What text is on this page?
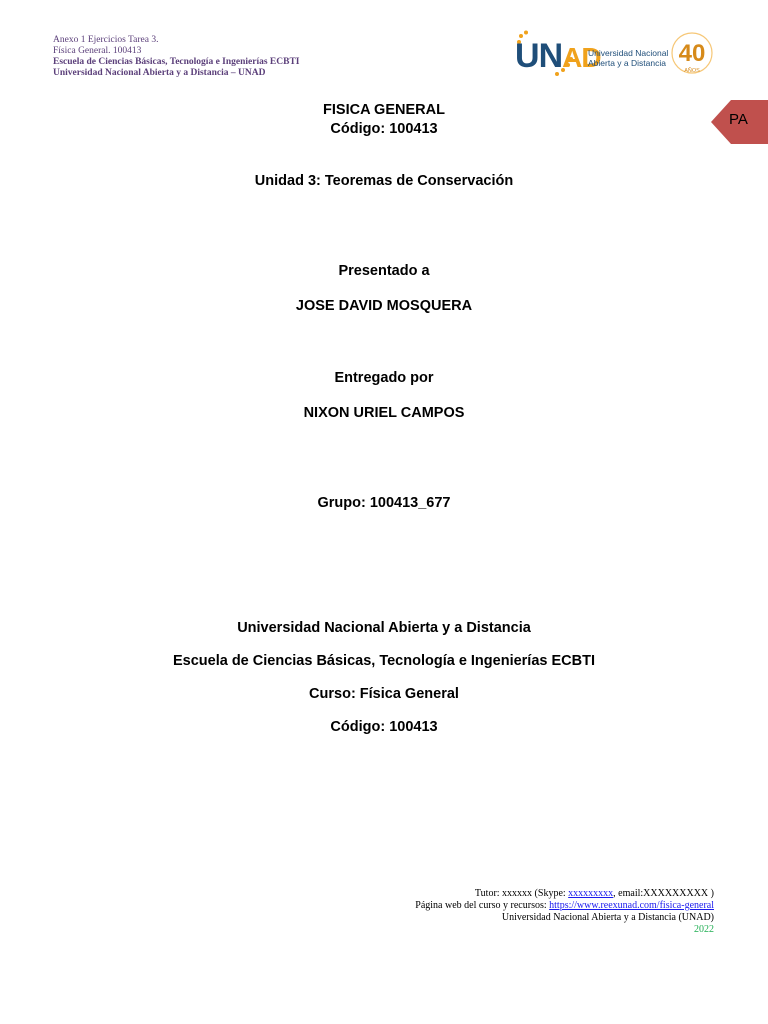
Anexo 1 Ejercicios Tarea 3.
Física General. 100413
Escuela de Ciencias Básicas, Tecnología e Ingenierías ECBTI
Universidad Nacional Abierta y a Distancia – UNAD	UNAD
Universidad Nacional
Abierta y a Distancia 40
AÑOS
PA
FISICA GENERAL
Código: 100413
Unidad 3: Teoremas de Conservación
Presentado a
JOSE DAVID MOSQUERA
Entregado por
NIXON URIEL CAMPOS
Grupo: 100413_677
Universidad Nacional Abierta y a Distancia
Escuela de Ciencias Básicas, Tecnología e Ingenierías ECBTI
Curso: Física General
Código: 100413
Tutor: xxxxxx (Skype: xxxxxxxxx, email:XXXXXXXXX )
Página web del curso y recursos: https://www.reexunad.com/fisica-general
Universidad Nacional Abierta y a Distancia (UNAD)
2022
------------------------------------------------------------
## What you have to do:
Search the data above for the string "Nacional" and return every line that has it.

## Output of the exercise:
Universidad Nacional Abierta y a Distancia – UNAD	UNAD
Universidad Nacional
Universidad Nacional Abierta y a Distancia
Universidad Nacional Abierta y a Distancia (UNAD)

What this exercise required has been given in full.